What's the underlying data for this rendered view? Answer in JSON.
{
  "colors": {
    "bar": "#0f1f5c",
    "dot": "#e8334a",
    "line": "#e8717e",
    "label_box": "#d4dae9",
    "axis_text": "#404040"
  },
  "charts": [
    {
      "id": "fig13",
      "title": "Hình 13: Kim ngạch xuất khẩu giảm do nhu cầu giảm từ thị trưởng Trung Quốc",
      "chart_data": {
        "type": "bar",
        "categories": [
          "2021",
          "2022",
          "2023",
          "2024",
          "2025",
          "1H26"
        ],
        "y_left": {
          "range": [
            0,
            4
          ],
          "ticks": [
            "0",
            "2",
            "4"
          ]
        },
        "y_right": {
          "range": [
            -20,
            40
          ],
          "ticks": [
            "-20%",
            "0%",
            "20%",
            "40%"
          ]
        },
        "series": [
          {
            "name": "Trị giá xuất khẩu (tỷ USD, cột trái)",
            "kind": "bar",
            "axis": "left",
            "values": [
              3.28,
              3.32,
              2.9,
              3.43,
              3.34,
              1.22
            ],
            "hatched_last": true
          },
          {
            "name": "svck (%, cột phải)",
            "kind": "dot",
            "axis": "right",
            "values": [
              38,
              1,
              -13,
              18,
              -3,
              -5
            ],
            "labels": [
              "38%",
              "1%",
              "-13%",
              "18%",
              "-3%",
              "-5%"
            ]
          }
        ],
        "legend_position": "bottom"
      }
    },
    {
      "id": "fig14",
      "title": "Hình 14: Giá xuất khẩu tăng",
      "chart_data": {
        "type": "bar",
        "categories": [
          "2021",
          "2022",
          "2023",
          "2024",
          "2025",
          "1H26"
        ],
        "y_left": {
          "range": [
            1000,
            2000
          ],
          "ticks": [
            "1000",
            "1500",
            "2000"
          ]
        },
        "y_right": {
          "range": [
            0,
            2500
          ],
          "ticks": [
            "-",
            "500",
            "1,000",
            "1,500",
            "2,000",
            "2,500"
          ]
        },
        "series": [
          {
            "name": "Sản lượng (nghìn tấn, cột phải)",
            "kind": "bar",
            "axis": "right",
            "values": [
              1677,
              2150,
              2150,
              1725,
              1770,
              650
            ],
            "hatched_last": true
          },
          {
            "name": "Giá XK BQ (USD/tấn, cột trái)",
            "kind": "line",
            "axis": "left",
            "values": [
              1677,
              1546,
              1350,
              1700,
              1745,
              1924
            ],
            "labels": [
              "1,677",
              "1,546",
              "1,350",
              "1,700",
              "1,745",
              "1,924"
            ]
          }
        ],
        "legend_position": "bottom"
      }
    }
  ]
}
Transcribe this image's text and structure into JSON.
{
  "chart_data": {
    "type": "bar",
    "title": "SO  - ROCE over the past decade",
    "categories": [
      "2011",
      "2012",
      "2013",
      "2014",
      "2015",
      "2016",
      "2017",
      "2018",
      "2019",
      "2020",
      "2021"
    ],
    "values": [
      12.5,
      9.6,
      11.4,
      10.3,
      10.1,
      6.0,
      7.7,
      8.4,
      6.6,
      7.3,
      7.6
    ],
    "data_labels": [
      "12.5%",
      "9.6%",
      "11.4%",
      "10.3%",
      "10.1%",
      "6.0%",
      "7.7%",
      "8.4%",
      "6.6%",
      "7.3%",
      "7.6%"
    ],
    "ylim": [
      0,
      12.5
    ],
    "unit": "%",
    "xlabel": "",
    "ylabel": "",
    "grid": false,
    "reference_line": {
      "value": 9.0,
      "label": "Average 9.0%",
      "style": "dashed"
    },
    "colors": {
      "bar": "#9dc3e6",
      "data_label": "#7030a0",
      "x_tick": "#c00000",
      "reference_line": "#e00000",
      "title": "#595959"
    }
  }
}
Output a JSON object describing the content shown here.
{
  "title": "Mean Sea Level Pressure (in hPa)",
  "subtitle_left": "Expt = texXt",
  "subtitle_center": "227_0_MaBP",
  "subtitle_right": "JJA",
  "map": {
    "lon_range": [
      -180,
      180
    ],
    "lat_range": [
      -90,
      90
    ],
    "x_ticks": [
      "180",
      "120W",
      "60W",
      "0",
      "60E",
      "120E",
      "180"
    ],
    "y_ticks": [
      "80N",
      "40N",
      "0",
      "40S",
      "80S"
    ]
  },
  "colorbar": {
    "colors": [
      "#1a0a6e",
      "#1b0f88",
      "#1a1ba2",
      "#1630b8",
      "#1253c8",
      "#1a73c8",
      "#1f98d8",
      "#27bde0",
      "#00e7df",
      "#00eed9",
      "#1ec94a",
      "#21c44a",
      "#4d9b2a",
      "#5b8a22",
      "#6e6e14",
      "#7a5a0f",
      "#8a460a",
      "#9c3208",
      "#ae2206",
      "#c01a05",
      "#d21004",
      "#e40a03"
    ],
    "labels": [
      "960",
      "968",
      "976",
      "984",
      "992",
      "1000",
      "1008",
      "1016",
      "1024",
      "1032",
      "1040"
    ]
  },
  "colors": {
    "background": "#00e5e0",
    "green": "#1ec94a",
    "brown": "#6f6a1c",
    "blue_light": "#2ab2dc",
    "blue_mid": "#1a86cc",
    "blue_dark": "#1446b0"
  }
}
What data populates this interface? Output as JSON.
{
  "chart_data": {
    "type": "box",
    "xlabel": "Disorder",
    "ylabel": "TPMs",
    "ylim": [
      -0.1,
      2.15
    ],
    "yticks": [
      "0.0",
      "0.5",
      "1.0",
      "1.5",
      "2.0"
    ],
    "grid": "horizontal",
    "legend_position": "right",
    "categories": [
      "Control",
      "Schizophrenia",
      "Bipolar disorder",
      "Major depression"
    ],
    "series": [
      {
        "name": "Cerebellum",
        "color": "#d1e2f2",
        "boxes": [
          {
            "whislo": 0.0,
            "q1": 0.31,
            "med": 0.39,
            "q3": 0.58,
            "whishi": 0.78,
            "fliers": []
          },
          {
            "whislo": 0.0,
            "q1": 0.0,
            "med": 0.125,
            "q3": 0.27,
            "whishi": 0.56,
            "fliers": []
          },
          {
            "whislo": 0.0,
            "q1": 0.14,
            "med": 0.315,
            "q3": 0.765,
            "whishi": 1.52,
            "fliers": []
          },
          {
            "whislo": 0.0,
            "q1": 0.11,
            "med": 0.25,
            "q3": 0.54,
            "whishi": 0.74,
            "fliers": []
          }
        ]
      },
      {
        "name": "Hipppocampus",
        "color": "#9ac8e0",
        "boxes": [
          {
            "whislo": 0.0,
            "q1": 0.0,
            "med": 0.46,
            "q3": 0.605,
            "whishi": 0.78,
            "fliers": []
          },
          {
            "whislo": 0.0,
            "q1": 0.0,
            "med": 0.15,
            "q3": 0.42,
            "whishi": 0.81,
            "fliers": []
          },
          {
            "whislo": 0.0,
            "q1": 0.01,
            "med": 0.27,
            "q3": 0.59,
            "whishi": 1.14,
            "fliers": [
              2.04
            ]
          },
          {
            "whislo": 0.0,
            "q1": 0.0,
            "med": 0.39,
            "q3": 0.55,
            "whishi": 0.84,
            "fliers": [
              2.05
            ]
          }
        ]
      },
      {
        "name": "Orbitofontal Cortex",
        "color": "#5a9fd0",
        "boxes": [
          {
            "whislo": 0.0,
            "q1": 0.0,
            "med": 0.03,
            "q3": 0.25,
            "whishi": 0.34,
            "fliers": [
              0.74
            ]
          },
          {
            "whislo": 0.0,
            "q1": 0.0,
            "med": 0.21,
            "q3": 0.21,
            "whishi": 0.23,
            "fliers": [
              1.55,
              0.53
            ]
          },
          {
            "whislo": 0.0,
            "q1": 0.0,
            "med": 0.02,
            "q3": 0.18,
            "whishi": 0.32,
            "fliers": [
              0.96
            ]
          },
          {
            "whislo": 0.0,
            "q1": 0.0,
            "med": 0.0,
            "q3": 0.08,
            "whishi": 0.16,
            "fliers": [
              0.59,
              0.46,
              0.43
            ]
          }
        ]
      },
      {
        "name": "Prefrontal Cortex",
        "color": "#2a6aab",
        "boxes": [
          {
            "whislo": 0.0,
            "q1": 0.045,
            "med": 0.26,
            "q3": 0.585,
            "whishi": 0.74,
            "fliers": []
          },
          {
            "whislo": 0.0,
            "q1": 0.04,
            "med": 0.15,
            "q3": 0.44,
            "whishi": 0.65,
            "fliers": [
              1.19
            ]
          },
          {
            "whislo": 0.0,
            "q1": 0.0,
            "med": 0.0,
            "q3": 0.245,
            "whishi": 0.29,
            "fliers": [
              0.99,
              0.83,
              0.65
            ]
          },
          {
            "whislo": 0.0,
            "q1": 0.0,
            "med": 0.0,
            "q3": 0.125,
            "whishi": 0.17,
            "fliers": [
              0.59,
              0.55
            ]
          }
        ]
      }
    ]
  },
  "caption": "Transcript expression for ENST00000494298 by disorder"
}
------------------------------------------------------------------------
Read through the entries and copy each line in which "Hình" appears.

-- Solution to this task --
      "title": "Hình 13: Kim ngạch xuất khẩu giảm do nhu cầu giảm từ thị trưởng Trung Quốc",
      "title": "Hình 14: Giá xuất khẩu tăng",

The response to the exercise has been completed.